- _AIM OF THE TASK_
Exactly reproduce the lines that follow.

___ MATERIAL FOR THE TASK ___

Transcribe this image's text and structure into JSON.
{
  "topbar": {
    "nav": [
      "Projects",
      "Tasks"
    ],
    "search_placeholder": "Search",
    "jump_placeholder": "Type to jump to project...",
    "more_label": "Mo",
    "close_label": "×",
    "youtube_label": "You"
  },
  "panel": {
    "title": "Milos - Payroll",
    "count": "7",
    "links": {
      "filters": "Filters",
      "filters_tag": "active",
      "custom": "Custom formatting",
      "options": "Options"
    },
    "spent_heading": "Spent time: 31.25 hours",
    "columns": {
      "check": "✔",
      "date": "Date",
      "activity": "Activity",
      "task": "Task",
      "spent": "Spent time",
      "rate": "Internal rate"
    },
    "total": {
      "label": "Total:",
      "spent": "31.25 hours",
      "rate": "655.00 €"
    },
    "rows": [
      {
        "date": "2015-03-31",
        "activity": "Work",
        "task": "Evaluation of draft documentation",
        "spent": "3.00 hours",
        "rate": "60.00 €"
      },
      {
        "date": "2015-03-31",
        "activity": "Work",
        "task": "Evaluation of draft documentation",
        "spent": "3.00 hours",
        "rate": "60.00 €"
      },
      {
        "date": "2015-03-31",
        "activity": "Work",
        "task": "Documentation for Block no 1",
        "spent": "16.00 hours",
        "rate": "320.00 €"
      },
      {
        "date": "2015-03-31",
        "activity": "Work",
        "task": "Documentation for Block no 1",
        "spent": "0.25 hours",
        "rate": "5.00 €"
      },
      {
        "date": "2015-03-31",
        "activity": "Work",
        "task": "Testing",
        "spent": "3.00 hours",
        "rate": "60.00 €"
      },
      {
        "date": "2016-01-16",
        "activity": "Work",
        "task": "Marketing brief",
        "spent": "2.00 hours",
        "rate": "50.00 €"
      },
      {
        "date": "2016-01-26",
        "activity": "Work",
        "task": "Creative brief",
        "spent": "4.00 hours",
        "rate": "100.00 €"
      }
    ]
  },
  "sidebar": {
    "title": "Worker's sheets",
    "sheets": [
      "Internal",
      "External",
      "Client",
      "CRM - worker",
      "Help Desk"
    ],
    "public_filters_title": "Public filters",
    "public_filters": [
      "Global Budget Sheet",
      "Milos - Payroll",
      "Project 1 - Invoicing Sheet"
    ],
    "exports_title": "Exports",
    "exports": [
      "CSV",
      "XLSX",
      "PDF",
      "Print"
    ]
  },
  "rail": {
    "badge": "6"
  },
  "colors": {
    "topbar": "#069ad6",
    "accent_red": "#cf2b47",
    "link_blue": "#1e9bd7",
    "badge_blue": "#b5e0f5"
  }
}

___

- _FINAL ANSWER_
Transcribe this image's text and structure into JSON.
{
  "topbar": {
    "nav": [
      "Projects",
      "Tasks"
    ],
    "search_placeholder": "Search",
    "jump_placeholder": "Type to jump to project...",
    "more_label": "Mo",
    "close_label": "×",
    "youtube_label": "You"
  },
  "panel": {
    "title": "Milos - Payroll",
    "count": "7",
    "links": {
      "filters": "Filters",
      "filters_tag": "active",
      "custom": "Custom formatting",
      "options": "Options"
    },
    "spent_heading": "Spent time: 31.25 hours",
    "columns": {
      "check": "✔",
      "date": "Date",
      "activity": "Activity",
      "task": "Task",
      "spent": "Spent time",
      "rate": "Internal rate"
    },
    "total": {
      "label": "Total:",
      "spent": "31.25 hours",
      "rate": "655.00 €"
    },
    "rows": [
      {
        "date": "2015-03-31",
        "activity": "Work",
        "task": "Evaluation of draft documentation",
        "spent": "3.00 hours",
        "rate": "60.00 €"
      },
      {
        "date": "2015-03-31",
        "activity": "Work",
        "task": "Evaluation of draft documentation",
        "spent": "3.00 hours",
        "rate": "60.00 €"
      },
      {
        "date": "2015-03-31",
        "activity": "Work",
        "task": "Documentation for Block no 1",
        "spent": "16.00 hours",
        "rate": "320.00 €"
      },
      {
        "date": "2015-03-31",
        "activity": "Work",
        "task": "Documentation for Block no 1",
        "spent": "0.25 hours",
        "rate": "5.00 €"
      },
      {
        "date": "2015-03-31",
        "activity": "Work",
        "task": "Testing",
        "spent": "3.00 hours",
        "rate": "60.00 €"
      },
      {
        "date": "2016-01-16",
        "activity": "Work",
        "task": "Marketing brief",
        "spent": "2.00 hours",
        "rate": "50.00 €"
      },
      {
        "date": "2016-01-26",
        "activity": "Work",
        "task": "Creative brief",
        "spent": "4.00 hours",
        "rate": "100.00 €"
      }
    ]
  },
  "sidebar": {
    "title": "Worker's sheets",
    "sheets": [
      "Internal",
      "External",
      "Client",
      "CRM - worker",
      "Help Desk"
    ],
    "public_filters_title": "Public filters",
    "public_filters": [
      "Global Budget Sheet",
      "Milos - Payroll",
      "Project 1 - Invoicing Sheet"
    ],
    "exports_title": "Exports",
    "exports": [
      "CSV",
      "XLSX",
      "PDF",
      "Print"
    ]
  },
  "rail": {
    "badge": "6"
  },
  "colors": {
    "topbar": "#069ad6",
    "accent_red": "#cf2b47",
    "link_blue": "#1e9bd7",
    "badge_blue": "#b5e0f5"
  }
}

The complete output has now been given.